▸ STORED DATA

# # #

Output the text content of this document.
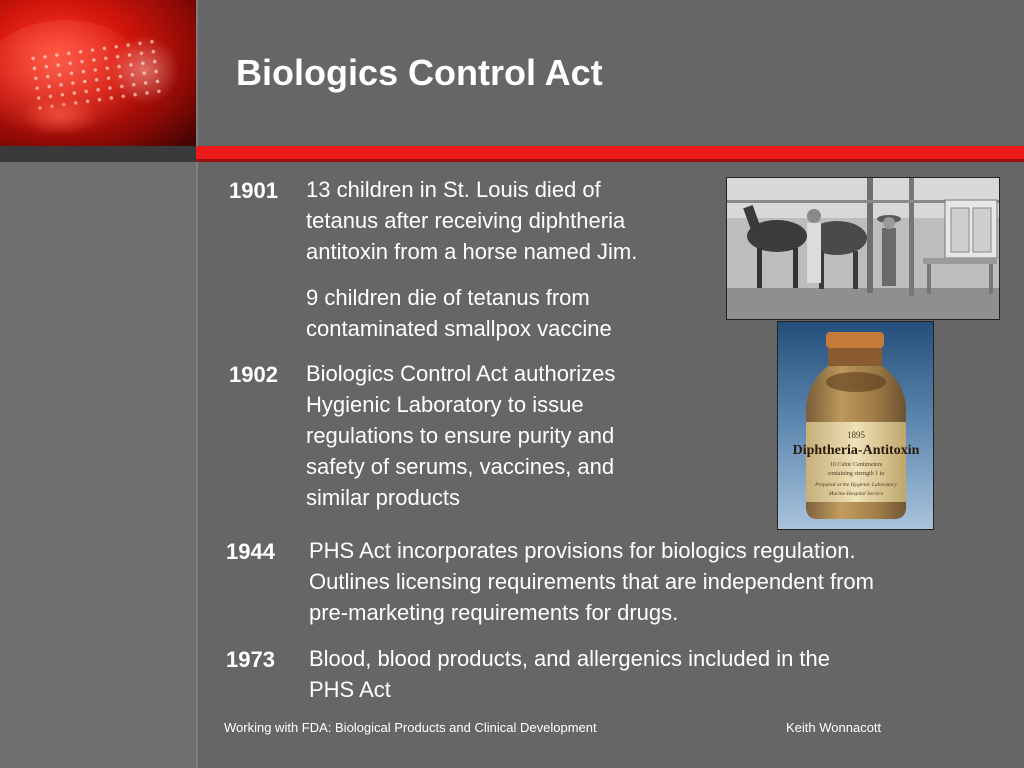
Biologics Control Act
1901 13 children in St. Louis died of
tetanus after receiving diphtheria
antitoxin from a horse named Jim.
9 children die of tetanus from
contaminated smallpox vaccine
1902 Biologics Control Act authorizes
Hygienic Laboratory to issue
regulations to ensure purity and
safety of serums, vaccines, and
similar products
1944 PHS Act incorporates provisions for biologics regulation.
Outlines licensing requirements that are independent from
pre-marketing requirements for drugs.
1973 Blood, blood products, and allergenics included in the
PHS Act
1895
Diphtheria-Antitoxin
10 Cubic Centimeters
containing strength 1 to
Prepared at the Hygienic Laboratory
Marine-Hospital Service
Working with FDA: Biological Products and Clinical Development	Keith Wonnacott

# # #

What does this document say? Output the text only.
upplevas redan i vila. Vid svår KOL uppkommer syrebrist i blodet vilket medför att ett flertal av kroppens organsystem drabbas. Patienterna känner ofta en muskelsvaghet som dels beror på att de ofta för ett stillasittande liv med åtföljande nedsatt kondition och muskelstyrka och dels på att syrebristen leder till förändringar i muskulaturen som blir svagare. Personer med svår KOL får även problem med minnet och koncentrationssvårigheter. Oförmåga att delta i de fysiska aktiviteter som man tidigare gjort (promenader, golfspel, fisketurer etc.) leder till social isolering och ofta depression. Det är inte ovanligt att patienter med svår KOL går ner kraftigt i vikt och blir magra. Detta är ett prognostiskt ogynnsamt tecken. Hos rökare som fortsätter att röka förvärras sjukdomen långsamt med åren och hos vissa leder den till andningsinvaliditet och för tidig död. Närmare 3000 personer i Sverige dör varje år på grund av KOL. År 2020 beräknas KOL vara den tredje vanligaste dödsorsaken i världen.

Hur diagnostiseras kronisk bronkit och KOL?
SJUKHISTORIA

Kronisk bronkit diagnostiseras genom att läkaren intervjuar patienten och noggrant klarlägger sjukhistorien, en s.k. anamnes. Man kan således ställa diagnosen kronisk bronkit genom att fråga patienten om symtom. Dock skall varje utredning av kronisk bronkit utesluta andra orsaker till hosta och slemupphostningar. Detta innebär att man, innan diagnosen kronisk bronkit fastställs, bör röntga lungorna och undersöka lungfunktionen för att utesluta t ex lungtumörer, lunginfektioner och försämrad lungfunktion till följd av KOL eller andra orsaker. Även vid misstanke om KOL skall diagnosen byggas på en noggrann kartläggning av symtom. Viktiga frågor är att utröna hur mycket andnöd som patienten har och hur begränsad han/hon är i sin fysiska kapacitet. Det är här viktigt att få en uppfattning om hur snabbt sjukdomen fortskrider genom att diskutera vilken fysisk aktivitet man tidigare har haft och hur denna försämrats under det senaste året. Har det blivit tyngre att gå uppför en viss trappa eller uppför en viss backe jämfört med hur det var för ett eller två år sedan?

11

# # #

▸ EXERCISE DETAILS
Each line of the listing above that includes the word "from" should be copied.

▸ COMPLETED TASK
antitoxin from a horse named Jim.
9 children die of tetanus from
Outlines licensing requirements that are independent from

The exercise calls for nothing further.